═════ Data shown
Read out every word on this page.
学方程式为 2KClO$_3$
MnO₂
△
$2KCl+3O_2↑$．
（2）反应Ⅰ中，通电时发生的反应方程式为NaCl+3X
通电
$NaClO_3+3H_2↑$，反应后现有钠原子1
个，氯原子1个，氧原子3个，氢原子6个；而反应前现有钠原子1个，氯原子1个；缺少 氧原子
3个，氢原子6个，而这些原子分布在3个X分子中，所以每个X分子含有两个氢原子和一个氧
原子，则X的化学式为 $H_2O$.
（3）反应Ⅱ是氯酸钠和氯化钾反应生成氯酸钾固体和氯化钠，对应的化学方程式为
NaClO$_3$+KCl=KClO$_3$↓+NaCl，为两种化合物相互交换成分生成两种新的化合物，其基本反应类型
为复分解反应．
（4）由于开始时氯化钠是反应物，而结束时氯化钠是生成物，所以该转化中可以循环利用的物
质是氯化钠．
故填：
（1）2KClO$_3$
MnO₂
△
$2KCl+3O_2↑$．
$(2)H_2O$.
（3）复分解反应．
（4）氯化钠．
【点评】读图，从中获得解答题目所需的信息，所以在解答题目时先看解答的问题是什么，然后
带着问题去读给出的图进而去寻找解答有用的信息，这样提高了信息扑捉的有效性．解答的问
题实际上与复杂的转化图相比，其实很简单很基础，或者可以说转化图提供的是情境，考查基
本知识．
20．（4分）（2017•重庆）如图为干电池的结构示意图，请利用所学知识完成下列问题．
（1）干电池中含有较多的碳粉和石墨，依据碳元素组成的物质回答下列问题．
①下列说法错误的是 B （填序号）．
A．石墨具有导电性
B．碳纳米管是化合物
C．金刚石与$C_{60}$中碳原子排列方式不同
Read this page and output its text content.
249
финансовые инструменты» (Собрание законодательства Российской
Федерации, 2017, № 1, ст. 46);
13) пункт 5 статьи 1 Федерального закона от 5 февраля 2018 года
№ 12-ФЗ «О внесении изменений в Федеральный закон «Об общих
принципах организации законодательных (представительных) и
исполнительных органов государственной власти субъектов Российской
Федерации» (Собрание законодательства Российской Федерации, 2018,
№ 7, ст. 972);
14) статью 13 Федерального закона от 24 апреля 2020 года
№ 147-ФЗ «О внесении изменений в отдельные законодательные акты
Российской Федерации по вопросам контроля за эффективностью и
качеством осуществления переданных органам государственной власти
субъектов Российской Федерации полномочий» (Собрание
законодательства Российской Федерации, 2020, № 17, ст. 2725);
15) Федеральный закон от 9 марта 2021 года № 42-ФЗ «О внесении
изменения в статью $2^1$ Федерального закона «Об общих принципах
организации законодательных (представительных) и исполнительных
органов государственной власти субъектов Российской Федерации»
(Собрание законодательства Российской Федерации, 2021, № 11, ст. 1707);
══════════
### Work required
Among the lines of the data above, determine how many contain the word "принципах". Report the number alone.

### Solution to the exercise
2